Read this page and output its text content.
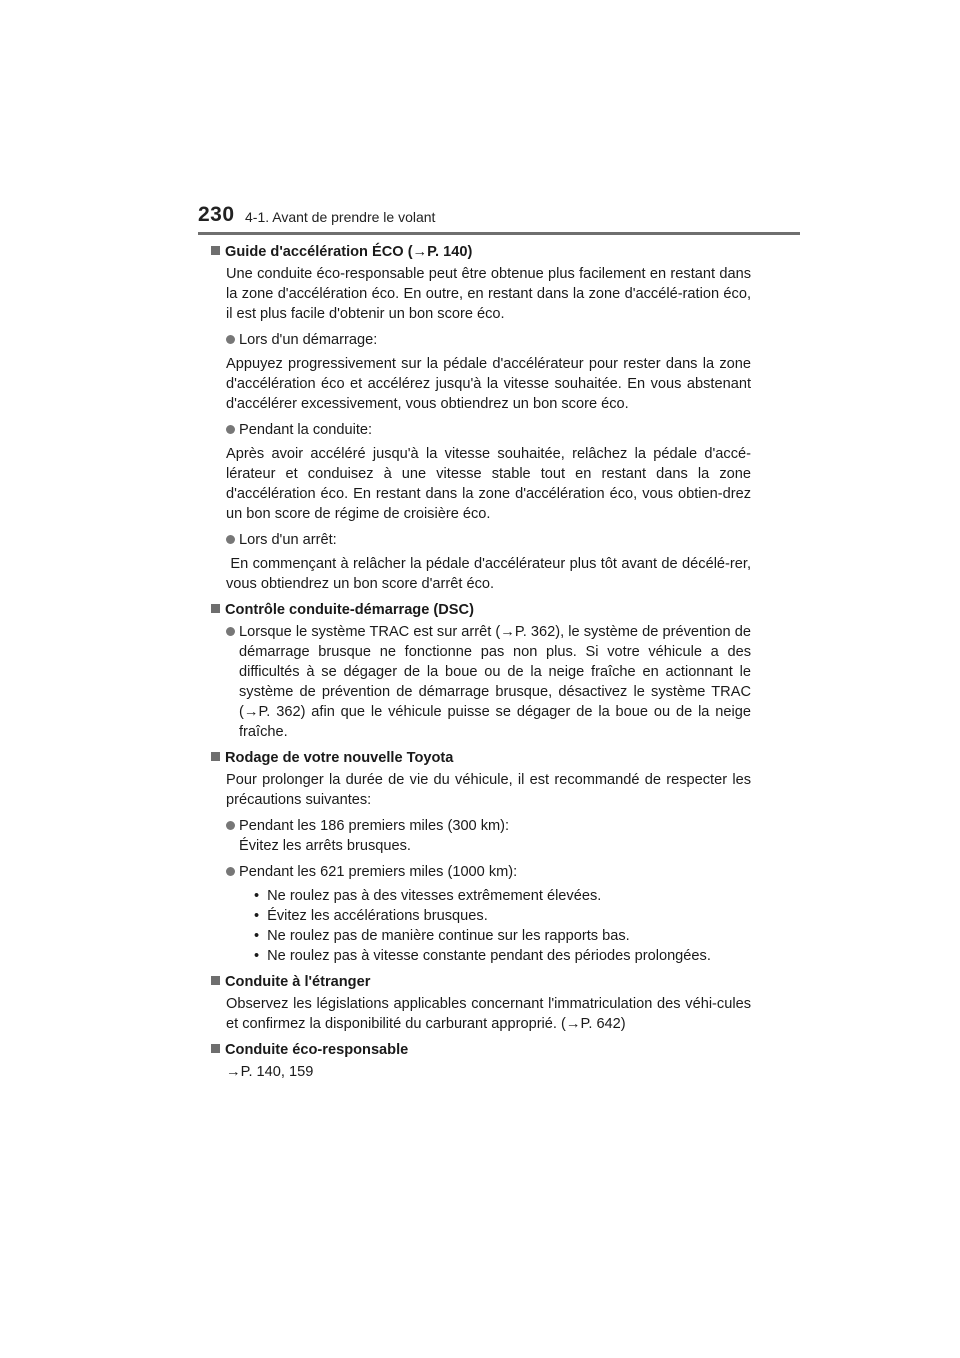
230 4-1. Avant de prendre le volant
Guide d'accélération ÉCO (→P. 140)
Une conduite éco-responsable peut être obtenue plus facilement en restant dans la zone d'accélération éco. En outre, en restant dans la zone d'accélé-ration éco, il est plus facile d'obtenir un bon score éco.
Lors d'un démarrage:
Appuyez progressivement sur la pédale d'accélérateur pour rester dans la zone d'accélération éco et accélérez jusqu'à la vitesse souhaitée. En vous abstenant d'accélérer excessivement, vous obtiendrez un bon score éco.
Pendant la conduite:
Après avoir accéléré jusqu'à la vitesse souhaitée, relâchez la pédale d'accé-lérateur et conduisez à une vitesse stable tout en restant dans la zone d'accélération éco. En restant dans la zone d'accélération éco, vous obtien-drez un bon score de régime de croisière éco.
Lors d'un arrêt:
En commençant à relâcher la pédale d'accélérateur plus tôt avant de décélé-rer, vous obtiendrez un bon score d'arrêt éco.
Contrôle conduite-démarrage (DSC)
Lorsque le système TRAC est sur arrêt (→P. 362), le système de prévention de démarrage brusque ne fonctionne pas non plus. Si votre véhicule a des difficultés à se dégager de la boue ou de la neige fraîche en actionnant le système de prévention de démarrage brusque, désactivez le système TRAC (→P. 362) afin que le véhicule puisse se dégager de la boue ou de la neige fraîche.
Rodage de votre nouvelle Toyota
Pour prolonger la durée de vie du véhicule, il est recommandé de respecter les précautions suivantes:
Pendant les 186 premiers miles (300 km):
Évitez les arrêts brusques.
Pendant les 621 premiers miles (1000 km):
• Ne roulez pas à des vitesses extrêmement élevées.
• Évitez les accélérations brusques.
• Ne roulez pas de manière continue sur les rapports bas.
• Ne roulez pas à vitesse constante pendant des périodes prolongées.
Conduite à l'étranger
Observez les législations applicables concernant l'immatriculation des véhi-cules et confirmez la disponibilité du carburant approprié. (→P. 642)
Conduite éco-responsable
→P. 140, 159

Job
Repeat each record exactly as shown above, dropping all images.

Solution for this exercise
Read this page and output its text content.
230 4-1. Avant de prendre le volant
Guide d'accélération ÉCO (→P. 140)
Une conduite éco-responsable peut être obtenue plus facilement en restant dans la zone d'accélération éco. En outre, en restant dans la zone d'accélé-ration éco, il est plus facile d'obtenir un bon score éco.
Lors d'un démarrage:
Appuyez progressivement sur la pédale d'accélérateur pour rester dans la zone d'accélération éco et accélérez jusqu'à la vitesse souhaitée. En vous abstenant d'accélérer excessivement, vous obtiendrez un bon score éco.
Pendant la conduite:
Après avoir accéléré jusqu'à la vitesse souhaitée, relâchez la pédale d'accé-lérateur et conduisez à une vitesse stable tout en restant dans la zone d'accélération éco. En restant dans la zone d'accélération éco, vous obtien-drez un bon score de régime de croisière éco.
Lors d'un arrêt:
En commençant à relâcher la pédale d'accélérateur plus tôt avant de décélé-rer, vous obtiendrez un bon score d'arrêt éco.
Contrôle conduite-démarrage (DSC)
Lorsque le système TRAC est sur arrêt (→P. 362), le système de prévention de démarrage brusque ne fonctionne pas non plus. Si votre véhicule a des difficultés à se dégager de la boue ou de la neige fraîche en actionnant le système de prévention de démarrage brusque, désactivez le système TRAC (→P. 362) afin que le véhicule puisse se dégager de la boue ou de la neige fraîche.
Rodage de votre nouvelle Toyota
Pour prolonger la durée de vie du véhicule, il est recommandé de respecter les précautions suivantes:
Pendant les 186 premiers miles (300 km):
Évitez les arrêts brusques.
Pendant les 621 premiers miles (1000 km):
• Ne roulez pas à des vitesses extrêmement élevées.
• Évitez les accélérations brusques.
• Ne roulez pas de manière continue sur les rapports bas.
• Ne roulez pas à vitesse constante pendant des périodes prolongées.
Conduite à l'étranger
Observez les législations applicables concernant l'immatriculation des véhi-cules et confirmez la disponibilité du carburant approprié. (→P. 642)
Conduite éco-responsable
→P. 140, 159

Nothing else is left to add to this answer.